▶ **Records for the exercise**
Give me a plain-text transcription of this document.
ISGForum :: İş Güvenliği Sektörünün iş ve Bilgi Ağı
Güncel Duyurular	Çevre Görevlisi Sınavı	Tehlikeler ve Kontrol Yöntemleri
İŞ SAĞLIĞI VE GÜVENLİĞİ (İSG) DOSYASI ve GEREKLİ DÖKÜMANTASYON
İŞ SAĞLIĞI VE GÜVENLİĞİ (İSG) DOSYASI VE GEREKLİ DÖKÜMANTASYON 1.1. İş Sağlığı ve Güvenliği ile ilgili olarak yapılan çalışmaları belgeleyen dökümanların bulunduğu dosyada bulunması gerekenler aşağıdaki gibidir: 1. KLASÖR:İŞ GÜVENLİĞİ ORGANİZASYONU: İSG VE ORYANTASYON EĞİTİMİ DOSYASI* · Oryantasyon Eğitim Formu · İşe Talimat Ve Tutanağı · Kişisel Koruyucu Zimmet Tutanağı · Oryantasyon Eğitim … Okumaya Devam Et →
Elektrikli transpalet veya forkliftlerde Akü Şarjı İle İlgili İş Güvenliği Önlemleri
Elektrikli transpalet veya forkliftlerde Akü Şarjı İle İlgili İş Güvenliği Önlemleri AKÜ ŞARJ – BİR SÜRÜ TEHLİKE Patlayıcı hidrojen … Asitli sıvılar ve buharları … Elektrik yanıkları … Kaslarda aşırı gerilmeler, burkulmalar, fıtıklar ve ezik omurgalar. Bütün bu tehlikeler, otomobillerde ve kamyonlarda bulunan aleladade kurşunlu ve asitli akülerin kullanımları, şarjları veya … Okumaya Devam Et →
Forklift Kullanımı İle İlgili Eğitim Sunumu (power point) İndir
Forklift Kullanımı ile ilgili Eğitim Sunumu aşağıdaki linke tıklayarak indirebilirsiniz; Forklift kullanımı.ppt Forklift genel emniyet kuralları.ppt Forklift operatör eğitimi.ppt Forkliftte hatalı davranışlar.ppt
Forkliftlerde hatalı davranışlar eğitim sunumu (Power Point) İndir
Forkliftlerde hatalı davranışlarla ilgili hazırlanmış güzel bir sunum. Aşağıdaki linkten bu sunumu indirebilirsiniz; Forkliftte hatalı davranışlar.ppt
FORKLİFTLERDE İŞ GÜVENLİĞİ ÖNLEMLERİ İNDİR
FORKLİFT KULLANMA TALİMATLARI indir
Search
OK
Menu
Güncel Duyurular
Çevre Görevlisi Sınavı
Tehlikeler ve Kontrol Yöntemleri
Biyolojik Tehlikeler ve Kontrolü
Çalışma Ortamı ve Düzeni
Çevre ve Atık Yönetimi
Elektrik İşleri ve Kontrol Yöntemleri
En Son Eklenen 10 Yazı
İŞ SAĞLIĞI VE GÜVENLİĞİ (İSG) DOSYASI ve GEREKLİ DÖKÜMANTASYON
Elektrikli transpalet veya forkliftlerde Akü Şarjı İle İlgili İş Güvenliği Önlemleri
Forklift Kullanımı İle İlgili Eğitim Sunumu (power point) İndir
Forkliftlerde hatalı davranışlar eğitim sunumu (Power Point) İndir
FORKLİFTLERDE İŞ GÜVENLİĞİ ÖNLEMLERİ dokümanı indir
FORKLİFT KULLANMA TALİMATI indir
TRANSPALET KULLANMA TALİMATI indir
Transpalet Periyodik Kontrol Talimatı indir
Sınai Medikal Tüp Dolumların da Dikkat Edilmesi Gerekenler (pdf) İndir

▶ **What the task requires**
Extract every line containing the string "FORKLİFTLERDE" from the data above.

▶ **Response to this task**
FORKLİFTLERDE İŞ GÜVENLİĞİ ÖNLEMLERİ İNDİR
FORKLİFTLERDE İŞ GÜVENLİĞİ ÖNLEMLERİ dokümanı indir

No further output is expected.